Work required
Copy each line containing the word "left" from the records that follow, please.

Dataset records

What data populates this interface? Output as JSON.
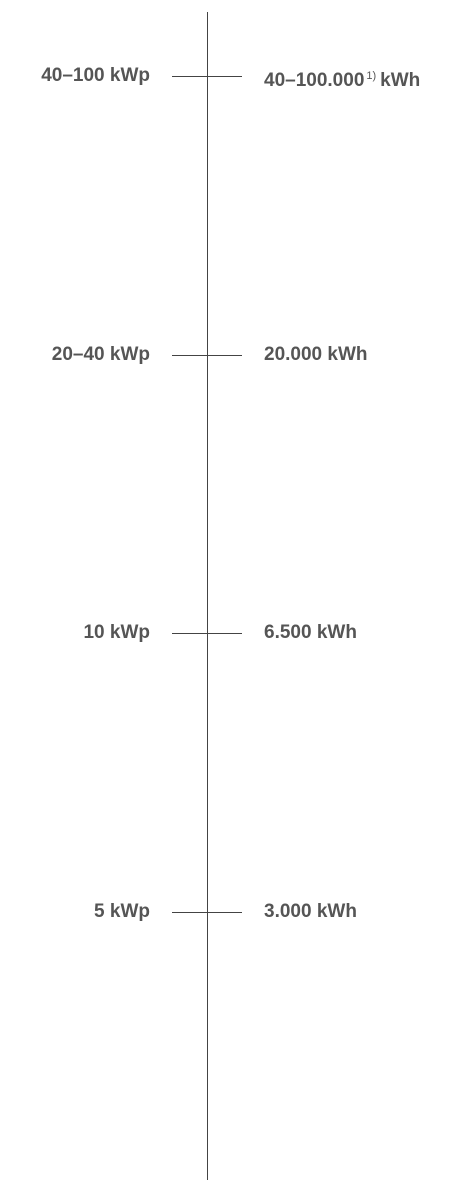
{
  "rows": [
    {
      "left": "40–100 kWp",
      "right": "40–100.000",
      "footnote": "1)",
      "right_unit": "kWh"
    },
    {
      "left": "20–40 kWp",
      "right": "20.000 kWh"
    },
    {
      "left": "10 kWp",
      "right": "6.500 kWh"
    },
    {
      "left": "5 kWp",
      "right": "3.000 kWh"
    }
  ]
}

Exercise solution
      "left": "40–100 kWp",
      "left": "20–40 kWp",
      "left": "10 kWp",
      "left": "5 kWp",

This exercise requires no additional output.